In the entries below, how many lines hold the string "name"? Give only the number.

[START EXCERPTED RECORDS]

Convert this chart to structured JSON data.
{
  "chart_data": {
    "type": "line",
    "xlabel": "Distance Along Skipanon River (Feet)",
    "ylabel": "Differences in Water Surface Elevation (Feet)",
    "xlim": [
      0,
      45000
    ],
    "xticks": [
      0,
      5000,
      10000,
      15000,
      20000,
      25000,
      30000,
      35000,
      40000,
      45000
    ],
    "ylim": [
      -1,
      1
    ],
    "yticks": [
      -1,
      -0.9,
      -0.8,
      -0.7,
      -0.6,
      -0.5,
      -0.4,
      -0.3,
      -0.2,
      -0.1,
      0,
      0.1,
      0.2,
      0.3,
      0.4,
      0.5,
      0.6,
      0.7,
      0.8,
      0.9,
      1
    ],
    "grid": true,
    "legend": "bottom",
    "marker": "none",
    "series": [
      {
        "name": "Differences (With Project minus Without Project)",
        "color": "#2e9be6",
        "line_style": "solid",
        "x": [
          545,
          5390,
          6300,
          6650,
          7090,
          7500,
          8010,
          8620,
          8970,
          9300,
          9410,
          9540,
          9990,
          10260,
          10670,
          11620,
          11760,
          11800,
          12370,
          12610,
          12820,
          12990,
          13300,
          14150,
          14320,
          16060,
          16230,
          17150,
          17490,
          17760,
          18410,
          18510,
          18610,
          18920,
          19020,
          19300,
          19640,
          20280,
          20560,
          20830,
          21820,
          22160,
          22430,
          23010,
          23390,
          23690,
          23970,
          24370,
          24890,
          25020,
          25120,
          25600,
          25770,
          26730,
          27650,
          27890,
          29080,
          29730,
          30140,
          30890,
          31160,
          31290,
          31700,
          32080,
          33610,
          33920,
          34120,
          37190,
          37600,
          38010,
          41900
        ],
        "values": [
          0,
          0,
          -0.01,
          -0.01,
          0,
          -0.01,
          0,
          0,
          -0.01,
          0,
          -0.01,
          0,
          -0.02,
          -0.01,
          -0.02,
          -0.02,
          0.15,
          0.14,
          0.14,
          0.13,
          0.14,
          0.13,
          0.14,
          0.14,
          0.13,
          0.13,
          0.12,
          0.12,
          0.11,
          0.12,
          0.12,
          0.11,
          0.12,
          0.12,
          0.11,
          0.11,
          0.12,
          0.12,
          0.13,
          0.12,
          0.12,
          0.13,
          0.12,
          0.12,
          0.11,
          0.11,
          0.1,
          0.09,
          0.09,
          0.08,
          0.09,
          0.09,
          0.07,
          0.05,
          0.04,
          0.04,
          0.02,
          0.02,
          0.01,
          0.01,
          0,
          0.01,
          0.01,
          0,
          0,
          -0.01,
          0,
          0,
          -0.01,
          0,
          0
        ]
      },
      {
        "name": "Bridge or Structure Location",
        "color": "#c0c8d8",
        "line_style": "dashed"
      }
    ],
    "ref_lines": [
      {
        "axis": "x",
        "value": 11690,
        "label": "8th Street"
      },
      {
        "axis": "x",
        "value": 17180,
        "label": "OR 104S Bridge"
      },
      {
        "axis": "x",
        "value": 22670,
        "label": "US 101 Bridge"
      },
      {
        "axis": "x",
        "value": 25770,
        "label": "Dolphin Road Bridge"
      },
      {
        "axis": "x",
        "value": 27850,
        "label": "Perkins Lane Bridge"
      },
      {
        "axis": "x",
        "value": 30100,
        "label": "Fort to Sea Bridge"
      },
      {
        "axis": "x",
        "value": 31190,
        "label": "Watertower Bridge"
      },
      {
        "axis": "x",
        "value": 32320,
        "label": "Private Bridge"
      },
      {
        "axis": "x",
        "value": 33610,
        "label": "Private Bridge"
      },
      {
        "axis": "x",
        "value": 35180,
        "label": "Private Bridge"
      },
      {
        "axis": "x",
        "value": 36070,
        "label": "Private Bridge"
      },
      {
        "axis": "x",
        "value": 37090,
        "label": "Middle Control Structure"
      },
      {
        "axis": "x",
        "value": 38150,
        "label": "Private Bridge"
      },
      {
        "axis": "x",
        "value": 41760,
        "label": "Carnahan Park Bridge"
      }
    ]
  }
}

[END EXCERPTED RECORDS]

OUTPUT FOR THIS EXERCISE: 2